Task goal: Copy, from the entries below, each line in which the string "Poly" appears.

Data excerpts:
-------
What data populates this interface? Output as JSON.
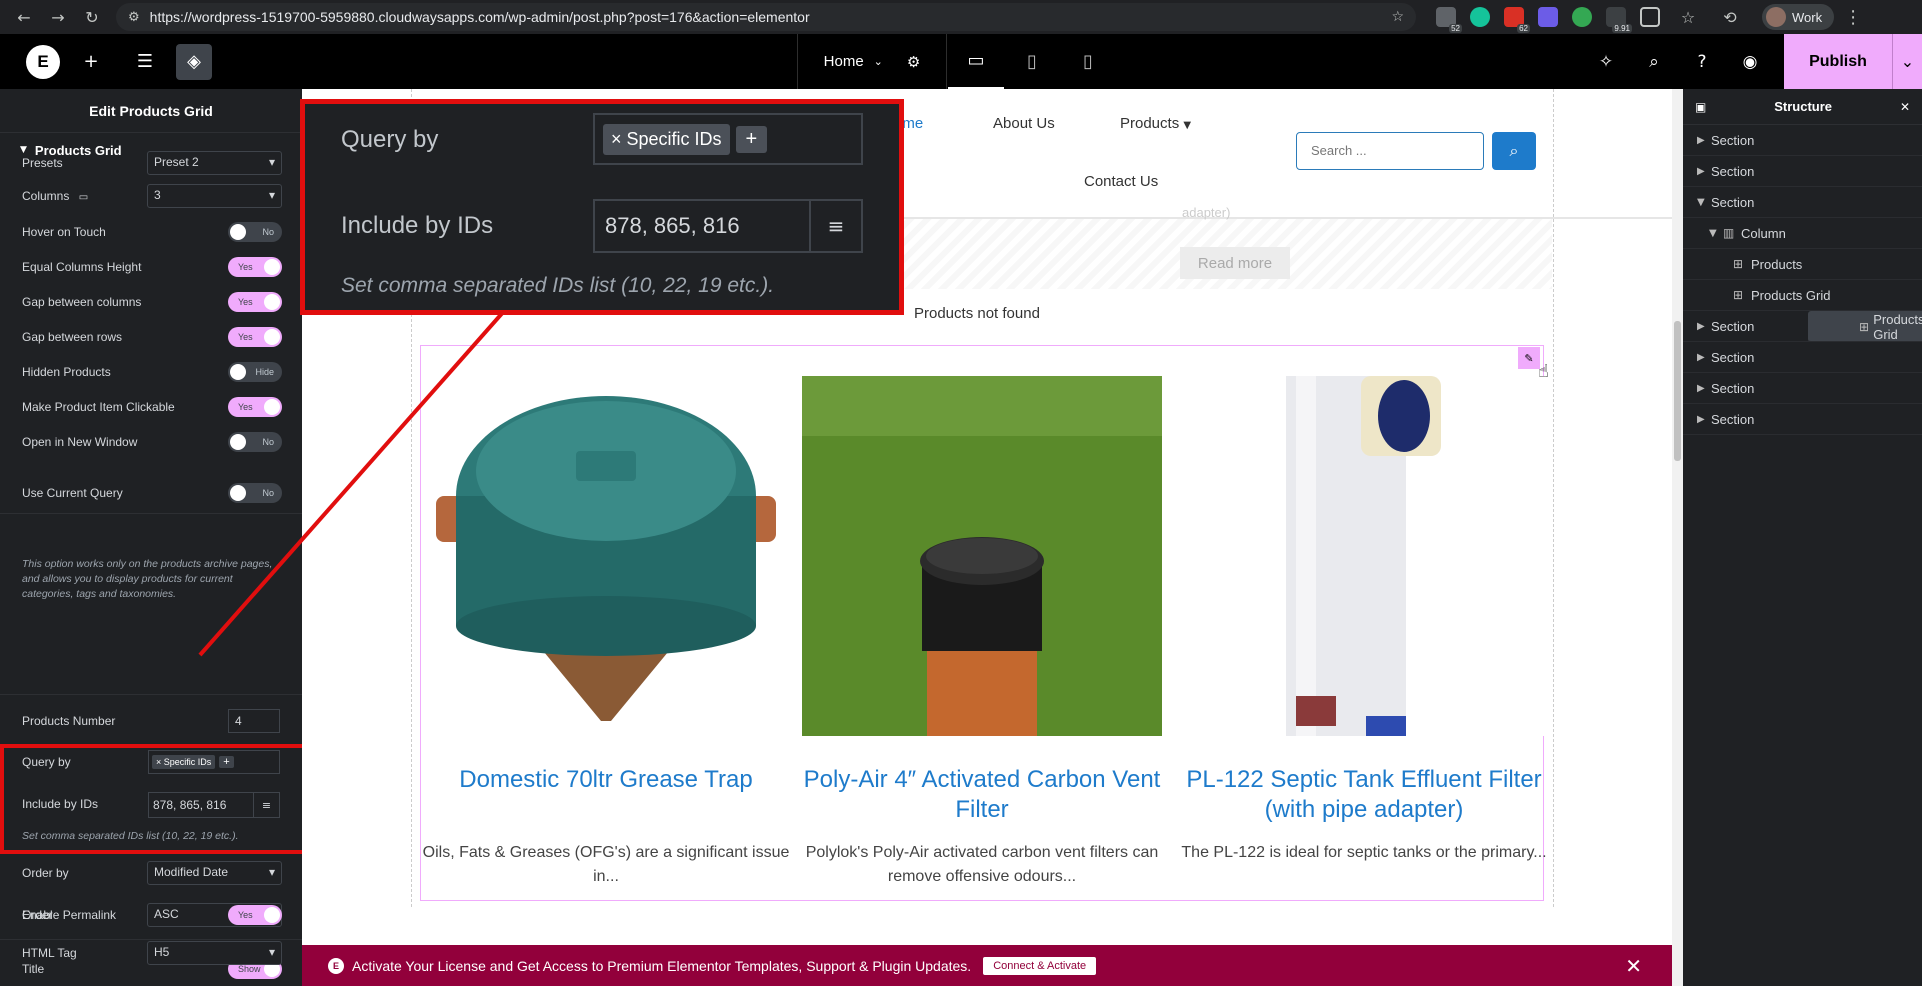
{
  "browser": {
    "url": "https://wordpress-1519700-5959880.cloudwaysapps.com/wp-admin/post.php?post=176&action=elementor",
    "ext_badges": [
      "52",
      "62",
      "9.91"
    ],
    "profile": "Work"
  },
  "topbar": {
    "page": "Home",
    "publish": "Publish"
  },
  "panel": {
    "title": "Edit Products Grid",
    "section": "Products Grid",
    "presets_label": "Presets",
    "presets_value": "Preset 2",
    "columns_label": "Columns",
    "columns_value": "3",
    "hover_label": "Hover on Touch",
    "hover_value": "No",
    "equal_label": "Equal Columns Height",
    "equal_value": "Yes",
    "gapcol_label": "Gap between columns",
    "gapcol_value": "Yes",
    "gaprow_label": "Gap between rows",
    "gaprow_value": "Yes",
    "hidden_label": "Hidden Products",
    "hidden_value": "Hide",
    "clickable_label": "Make Product Item Clickable",
    "clickable_value": "Yes",
    "newwin_label": "Open in New Window",
    "newwin_value": "No",
    "usecur_label": "Use Current Query",
    "usecur_value": "No",
    "usecur_hint": "This option works only on the products archive pages, and allows you to display products for current categories, tags and taxonomies.",
    "prodnum_label": "Products Number",
    "prodnum_value": "4",
    "queryby_label": "Query by",
    "queryby_tag": "× Specific IDs",
    "queryby_plus": "+",
    "ids_label": "Include by IDs",
    "ids_value": "878, 865, 816",
    "ids_hint": "Set comma separated IDs list (10, 22, 19 etc.).",
    "orderby_label": "Order by",
    "orderby_value": "Modified Date",
    "order_label": "Order",
    "order_value": "ASC",
    "title_label": "Title",
    "title_value": "Show",
    "permalink_label": "Enable Permalink",
    "permalink_value": "Yes",
    "htmltag_label": "HTML Tag",
    "htmltag_value": "H5"
  },
  "site": {
    "menu": [
      "ome",
      "About Us",
      "Products",
      "Contact Us"
    ],
    "search_placeholder": "Search ...",
    "adapter_text": "adapter)",
    "read_more": "Read more",
    "not_found": "Products not found",
    "products": [
      {
        "title": "Domestic 70ltr Grease Trap",
        "desc": "Oils, Fats & Greases (OFG's) are a significant issue in..."
      },
      {
        "title": "Poly-Air 4″ Activated Carbon Vent Filter",
        "desc": "Polylok's Poly-Air activated carbon vent filters can remove offensive odours..."
      },
      {
        "title": "PL-122 Septic Tank Effluent Filter (with pipe adapter)",
        "desc": "The PL-122 is ideal for septic tanks or the primary..."
      }
    ],
    "promo": "Activate Your License and Get Access to Premium Elementor Templates, Support & Plugin Updates.",
    "promo_btn": "Connect & Activate"
  },
  "structure": {
    "title": "Structure",
    "items": [
      {
        "label": "Section"
      },
      {
        "label": "Section"
      },
      {
        "label": "Section"
      },
      {
        "label": "Column"
      },
      {
        "label": "Products"
      },
      {
        "label": "Products Grid"
      },
      {
        "label": "Products Grid"
      },
      {
        "label": "Section"
      },
      {
        "label": "Section"
      },
      {
        "label": "Section"
      },
      {
        "label": "Section"
      }
    ]
  },
  "colors": {
    "accent": "#f0abfc",
    "link": "#1e7bcb",
    "highlight": "#e10e0e",
    "promo": "#92003b"
  }
}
-------
Response below:
        "title": "Poly-Air 4″ Activated Carbon Vent Filter",
        "desc": "Polylok's Poly-Air activated carbon vent filters can remove offensive odours..."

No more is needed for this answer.